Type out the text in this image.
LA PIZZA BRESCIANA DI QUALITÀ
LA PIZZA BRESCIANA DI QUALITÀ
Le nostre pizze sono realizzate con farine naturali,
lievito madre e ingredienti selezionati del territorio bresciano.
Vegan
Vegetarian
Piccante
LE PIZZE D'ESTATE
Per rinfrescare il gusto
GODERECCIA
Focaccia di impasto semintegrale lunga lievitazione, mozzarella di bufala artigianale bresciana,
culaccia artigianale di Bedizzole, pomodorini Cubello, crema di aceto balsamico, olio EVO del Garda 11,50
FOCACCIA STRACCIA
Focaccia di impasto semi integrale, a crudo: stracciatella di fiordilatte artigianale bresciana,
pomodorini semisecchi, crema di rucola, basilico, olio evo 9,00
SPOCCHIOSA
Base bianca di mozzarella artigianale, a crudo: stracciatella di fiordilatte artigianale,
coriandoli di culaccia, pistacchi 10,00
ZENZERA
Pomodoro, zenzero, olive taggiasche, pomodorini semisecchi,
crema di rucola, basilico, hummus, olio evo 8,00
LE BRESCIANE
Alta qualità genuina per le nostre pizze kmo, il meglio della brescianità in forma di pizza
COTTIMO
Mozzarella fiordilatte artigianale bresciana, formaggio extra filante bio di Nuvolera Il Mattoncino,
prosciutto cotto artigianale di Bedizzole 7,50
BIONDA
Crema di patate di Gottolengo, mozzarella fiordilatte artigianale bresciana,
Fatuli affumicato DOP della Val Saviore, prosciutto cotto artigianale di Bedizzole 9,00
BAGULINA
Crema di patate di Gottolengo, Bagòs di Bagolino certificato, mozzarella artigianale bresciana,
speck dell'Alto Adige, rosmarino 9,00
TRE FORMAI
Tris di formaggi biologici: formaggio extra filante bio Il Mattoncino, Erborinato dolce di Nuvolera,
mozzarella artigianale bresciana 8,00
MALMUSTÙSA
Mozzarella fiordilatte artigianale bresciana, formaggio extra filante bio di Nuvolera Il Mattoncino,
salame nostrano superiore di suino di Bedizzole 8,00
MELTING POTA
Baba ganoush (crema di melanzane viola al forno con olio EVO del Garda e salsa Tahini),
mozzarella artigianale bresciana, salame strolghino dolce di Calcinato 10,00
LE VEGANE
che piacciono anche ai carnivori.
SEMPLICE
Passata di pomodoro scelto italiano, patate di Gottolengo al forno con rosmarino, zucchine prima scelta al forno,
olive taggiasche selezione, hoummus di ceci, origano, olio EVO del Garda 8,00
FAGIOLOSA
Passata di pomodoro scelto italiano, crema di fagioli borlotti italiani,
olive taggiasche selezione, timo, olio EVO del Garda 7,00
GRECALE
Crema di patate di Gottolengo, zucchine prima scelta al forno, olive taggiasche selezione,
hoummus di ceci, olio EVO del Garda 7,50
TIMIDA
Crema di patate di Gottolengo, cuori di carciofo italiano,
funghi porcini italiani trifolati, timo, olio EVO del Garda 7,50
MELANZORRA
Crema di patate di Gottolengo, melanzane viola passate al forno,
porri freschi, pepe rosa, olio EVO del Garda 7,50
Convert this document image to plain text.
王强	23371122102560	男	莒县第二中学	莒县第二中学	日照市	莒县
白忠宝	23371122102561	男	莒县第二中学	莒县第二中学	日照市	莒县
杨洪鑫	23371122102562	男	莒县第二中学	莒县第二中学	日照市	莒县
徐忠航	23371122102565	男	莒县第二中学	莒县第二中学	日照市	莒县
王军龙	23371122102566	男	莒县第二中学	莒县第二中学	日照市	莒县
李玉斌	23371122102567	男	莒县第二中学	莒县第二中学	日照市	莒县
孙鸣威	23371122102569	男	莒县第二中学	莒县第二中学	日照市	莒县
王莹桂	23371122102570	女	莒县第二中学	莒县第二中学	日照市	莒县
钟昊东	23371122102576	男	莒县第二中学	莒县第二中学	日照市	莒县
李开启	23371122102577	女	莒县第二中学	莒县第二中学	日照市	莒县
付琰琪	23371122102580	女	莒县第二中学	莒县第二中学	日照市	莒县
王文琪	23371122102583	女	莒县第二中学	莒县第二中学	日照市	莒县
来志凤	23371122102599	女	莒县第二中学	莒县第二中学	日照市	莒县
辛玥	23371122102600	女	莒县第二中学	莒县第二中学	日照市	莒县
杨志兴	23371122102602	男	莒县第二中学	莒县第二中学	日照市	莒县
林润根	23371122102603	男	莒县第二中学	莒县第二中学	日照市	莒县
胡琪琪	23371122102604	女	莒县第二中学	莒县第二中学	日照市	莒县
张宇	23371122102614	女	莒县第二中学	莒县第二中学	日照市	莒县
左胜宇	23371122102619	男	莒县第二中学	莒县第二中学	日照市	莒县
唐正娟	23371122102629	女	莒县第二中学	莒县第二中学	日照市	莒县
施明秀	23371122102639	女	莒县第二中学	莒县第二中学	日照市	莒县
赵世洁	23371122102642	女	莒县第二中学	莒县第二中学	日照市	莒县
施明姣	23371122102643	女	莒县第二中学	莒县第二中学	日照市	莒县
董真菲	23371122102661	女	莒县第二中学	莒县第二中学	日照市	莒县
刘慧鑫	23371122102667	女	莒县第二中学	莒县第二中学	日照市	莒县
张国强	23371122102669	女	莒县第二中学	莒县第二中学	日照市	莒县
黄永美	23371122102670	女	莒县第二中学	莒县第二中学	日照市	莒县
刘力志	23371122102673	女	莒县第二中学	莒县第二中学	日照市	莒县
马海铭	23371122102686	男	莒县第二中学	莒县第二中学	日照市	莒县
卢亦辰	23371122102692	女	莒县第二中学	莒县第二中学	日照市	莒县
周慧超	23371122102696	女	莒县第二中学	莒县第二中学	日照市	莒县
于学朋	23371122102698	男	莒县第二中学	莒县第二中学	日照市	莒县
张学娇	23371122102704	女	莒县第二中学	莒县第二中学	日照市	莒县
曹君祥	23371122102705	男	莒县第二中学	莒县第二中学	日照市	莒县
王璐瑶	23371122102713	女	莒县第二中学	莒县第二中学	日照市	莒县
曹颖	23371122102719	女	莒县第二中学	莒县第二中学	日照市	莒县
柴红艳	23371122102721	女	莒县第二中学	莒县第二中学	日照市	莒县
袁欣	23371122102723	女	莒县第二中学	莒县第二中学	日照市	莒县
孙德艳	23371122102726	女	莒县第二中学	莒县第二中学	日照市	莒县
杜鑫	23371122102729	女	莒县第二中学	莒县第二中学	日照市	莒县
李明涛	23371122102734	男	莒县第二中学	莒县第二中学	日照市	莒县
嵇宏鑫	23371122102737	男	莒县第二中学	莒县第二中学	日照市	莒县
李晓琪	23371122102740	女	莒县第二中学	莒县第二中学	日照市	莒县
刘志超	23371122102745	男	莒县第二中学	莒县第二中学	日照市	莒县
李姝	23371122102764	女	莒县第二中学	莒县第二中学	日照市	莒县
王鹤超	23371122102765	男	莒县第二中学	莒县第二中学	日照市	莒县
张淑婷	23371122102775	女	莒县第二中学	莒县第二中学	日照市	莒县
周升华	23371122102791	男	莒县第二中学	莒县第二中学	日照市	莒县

---

DIRECTION: Give the listing again, word for word.

TASK RESPONSE:
Type out the text in this image.
LA PIZZA BRESCIANA DI QUALITÀ
LA PIZZA BRESCIANA DI QUALITÀ
Le nostre pizze sono realizzate con farine naturali,
lievito madre e ingredienti selezionati del territorio bresciano.
Vegan
Vegetarian
Piccante
LE PIZZE D'ESTATE
Per rinfrescare il gusto
GODERECCIA
Focaccia di impasto semintegrale lunga lievitazione, mozzarella di bufala artigianale bresciana,
culaccia artigianale di Bedizzole, pomodorini Cubello, crema di aceto balsamico, olio EVO del Garda 11,50
FOCACCIA STRACCIA
Focaccia di impasto semi integrale, a crudo: stracciatella di fiordilatte artigianale bresciana,
pomodorini semisecchi, crema di rucola, basilico, olio evo 9,00
SPOCCHIOSA
Base bianca di mozzarella artigianale, a crudo: stracciatella di fiordilatte artigianale,
coriandoli di culaccia, pistacchi 10,00
ZENZERA
Pomodoro, zenzero, olive taggiasche, pomodorini semisecchi,
crema di rucola, basilico, hummus, olio evo 8,00
LE BRESCIANE
Alta qualità genuina per le nostre pizze kmo, il meglio della brescianità in forma di pizza
COTTIMO
Mozzarella fiordilatte artigianale bresciana, formaggio extra filante bio di Nuvolera Il Mattoncino,
prosciutto cotto artigianale di Bedizzole 7,50
BIONDA
Crema di patate di Gottolengo, mozzarella fiordilatte artigianale bresciana,
Fatuli affumicato DOP della Val Saviore, prosciutto cotto artigianale di Bedizzole 9,00
BAGULINA
Crema di patate di Gottolengo, Bagòs di Bagolino certificato, mozzarella artigianale bresciana,
speck dell'Alto Adige, rosmarino 9,00
TRE FORMAI
Tris di formaggi biologici: formaggio extra filante bio Il Mattoncino, Erborinato dolce di Nuvolera,
mozzarella artigianale bresciana 8,00
MALMUSTÙSA
Mozzarella fiordilatte artigianale bresciana, formaggio extra filante bio di Nuvolera Il Mattoncino,
salame nostrano superiore di suino di Bedizzole 8,00
MELTING POTA
Baba ganoush (crema di melanzane viola al forno con olio EVO del Garda e salsa Tahini),
mozzarella artigianale bresciana, salame strolghino dolce di Calcinato 10,00
LE VEGANE
che piacciono anche ai carnivori.
SEMPLICE
Passata di pomodoro scelto italiano, patate di Gottolengo al forno con rosmarino, zucchine prima scelta al forno,
olive taggiasche selezione, hoummus di ceci, origano, olio EVO del Garda 8,00
FAGIOLOSA
Passata di pomodoro scelto italiano, crema di fagioli borlotti italiani,
olive taggiasche selezione, timo, olio EVO del Garda 7,00
GRECALE
Crema di patate di Gottolengo, zucchine prima scelta al forno, olive taggiasche selezione,
hoummus di ceci, olio EVO del Garda 7,50
TIMIDA
Crema di patate di Gottolengo, cuori di carciofo italiano,
funghi porcini italiani trifolati, timo, olio EVO del Garda 7,50
MELANZORRA
Crema di patate di Gottolengo, melanzane viola passate al forno,
porri freschi, pepe rosa, olio EVO del Garda 7,50
Convert this document image to plain text.
王强	23371122102560	男	莒县第二中学	莒县第二中学	日照市	莒县
白忠宝	23371122102561	男	莒县第二中学	莒县第二中学	日照市	莒县
杨洪鑫	23371122102562	男	莒县第二中学	莒县第二中学	日照市	莒县
徐忠航	23371122102565	男	莒县第二中学	莒县第二中学	日照市	莒县
王军龙	23371122102566	男	莒县第二中学	莒县第二中学	日照市	莒县
李玉斌	23371122102567	男	莒县第二中学	莒县第二中学	日照市	莒县
孙鸣威	23371122102569	男	莒县第二中学	莒县第二中学	日照市	莒县
王莹桂	23371122102570	女	莒县第二中学	莒县第二中学	日照市	莒县
钟昊东	23371122102576	男	莒县第二中学	莒县第二中学	日照市	莒县
李开启	23371122102577	女	莒县第二中学	莒县第二中学	日照市	莒县
付琰琪	23371122102580	女	莒县第二中学	莒县第二中学	日照市	莒县
王文琪	23371122102583	女	莒县第二中学	莒县第二中学	日照市	莒县
来志凤	23371122102599	女	莒县第二中学	莒县第二中学	日照市	莒县
辛玥	23371122102600	女	莒县第二中学	莒县第二中学	日照市	莒县
杨志兴	23371122102602	男	莒县第二中学	莒县第二中学	日照市	莒县
林润根	23371122102603	男	莒县第二中学	莒县第二中学	日照市	莒县
胡琪琪	23371122102604	女	莒县第二中学	莒县第二中学	日照市	莒县
张宇	23371122102614	女	莒县第二中学	莒县第二中学	日照市	莒县
左胜宇	23371122102619	男	莒县第二中学	莒县第二中学	日照市	莒县
唐正娟	23371122102629	女	莒县第二中学	莒县第二中学	日照市	莒县
施明秀	23371122102639	女	莒县第二中学	莒县第二中学	日照市	莒县
赵世洁	23371122102642	女	莒县第二中学	莒县第二中学	日照市	莒县
施明姣	23371122102643	女	莒县第二中学	莒县第二中学	日照市	莒县
董真菲	23371122102661	女	莒县第二中学	莒县第二中学	日照市	莒县
刘慧鑫	23371122102667	女	莒县第二中学	莒县第二中学	日照市	莒县
张国强	23371122102669	女	莒县第二中学	莒县第二中学	日照市	莒县
黄永美	23371122102670	女	莒县第二中学	莒县第二中学	日照市	莒县
刘力志	23371122102673	女	莒县第二中学	莒县第二中学	日照市	莒县
马海铭	23371122102686	男	莒县第二中学	莒县第二中学	日照市	莒县
卢亦辰	23371122102692	女	莒县第二中学	莒县第二中学	日照市	莒县
周慧超	23371122102696	女	莒县第二中学	莒县第二中学	日照市	莒县
于学朋	23371122102698	男	莒县第二中学	莒县第二中学	日照市	莒县
张学娇	23371122102704	女	莒县第二中学	莒县第二中学	日照市	莒县
曹君祥	23371122102705	男	莒县第二中学	莒县第二中学	日照市	莒县
王璐瑶	23371122102713	女	莒县第二中学	莒县第二中学	日照市	莒县
曹颖	23371122102719	女	莒县第二中学	莒县第二中学	日照市	莒县
柴红艳	23371122102721	女	莒县第二中学	莒县第二中学	日照市	莒县
袁欣	23371122102723	女	莒县第二中学	莒县第二中学	日照市	莒县
孙德艳	23371122102726	女	莒县第二中学	莒县第二中学	日照市	莒县
杜鑫	23371122102729	女	莒县第二中学	莒县第二中学	日照市	莒县
李明涛	23371122102734	男	莒县第二中学	莒县第二中学	日照市	莒县
嵇宏鑫	23371122102737	男	莒县第二中学	莒县第二中学	日照市	莒县
李晓琪	23371122102740	女	莒县第二中学	莒县第二中学	日照市	莒县
刘志超	23371122102745	男	莒县第二中学	莒县第二中学	日照市	莒县
李姝	23371122102764	女	莒县第二中学	莒县第二中学	日照市	莒县
王鹤超	23371122102765	男	莒县第二中学	莒县第二中学	日照市	莒县
张淑婷	23371122102775	女	莒县第二中学	莒县第二中学	日照市	莒县
周升华	23371122102791	男	莒县第二中学	莒县第二中学	日照市	莒县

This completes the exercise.